[start of Listed entries]
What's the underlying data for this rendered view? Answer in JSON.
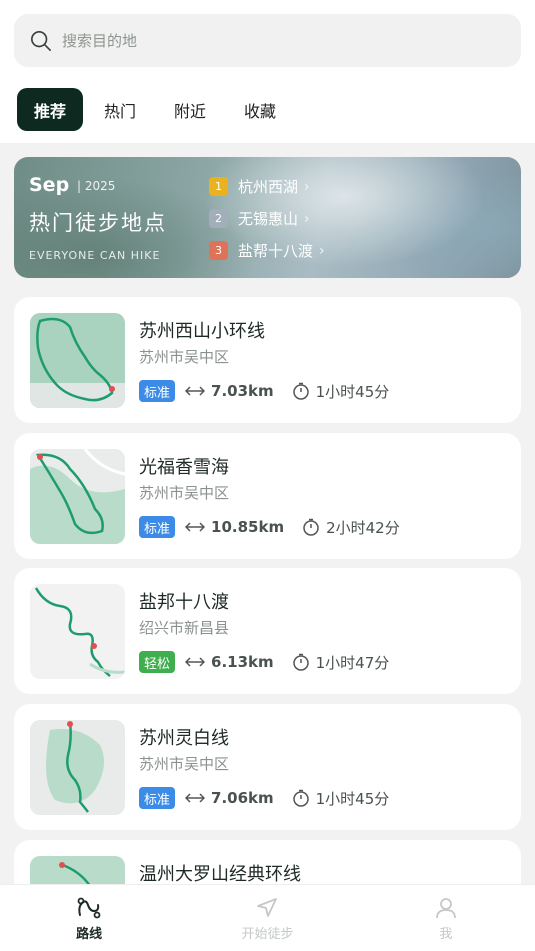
{
  "search": {
    "placeholder": "搜索目的地"
  },
  "tabs": [
    {
      "label": "推荐",
      "active": true
    },
    {
      "label": "热门",
      "active": false
    },
    {
      "label": "附近",
      "active": false
    },
    {
      "label": "收藏",
      "active": false
    }
  ],
  "banner": {
    "month": "Sep",
    "year": "2025",
    "title": "热门徒步地点",
    "subtitle": "EVERYONE CAN HIKE",
    "ranks": [
      {
        "num": "1",
        "name": "杭州西湖",
        "color": "#e9b21f"
      },
      {
        "num": "2",
        "name": "无锡惠山",
        "color": "#a3aebb"
      },
      {
        "num": "3",
        "name": "盐帮十八渡",
        "color": "#df7358"
      }
    ]
  },
  "routes": [
    {
      "name": "苏州西山小环线",
      "region": "苏州市吴中区",
      "level": "标准",
      "level_color": "#3c8ce7",
      "distance": "7.03km",
      "duration": "1小时45分"
    },
    {
      "name": "光福香雪海",
      "region": "苏州市吴中区",
      "level": "标准",
      "level_color": "#3c8ce7",
      "distance": "10.85km",
      "duration": "2小时42分"
    },
    {
      "name": "盐邦十八渡",
      "region": "绍兴市新昌县",
      "level": "轻松",
      "level_color": "#3fae4e",
      "distance": "6.13km",
      "duration": "1小时47分"
    },
    {
      "name": "苏州灵白线",
      "region": "苏州市吴中区",
      "level": "标准",
      "level_color": "#3c8ce7",
      "distance": "7.06km",
      "duration": "1小时45分"
    },
    {
      "name": "温州大罗山经典环线",
      "region": "",
      "level": "",
      "level_color": "",
      "distance": "",
      "duration": ""
    }
  ],
  "nav": [
    {
      "label": "路线",
      "icon": "route-icon",
      "active": true
    },
    {
      "label": "开始徒步",
      "icon": "navigate-icon",
      "active": false
    },
    {
      "label": "我",
      "icon": "user-icon",
      "active": false
    }
  ]
}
[end of Listed entries]
Task description: Find every line in the listing that holds the string "distance", then say how many there are as a bare number.

Output for this task: 5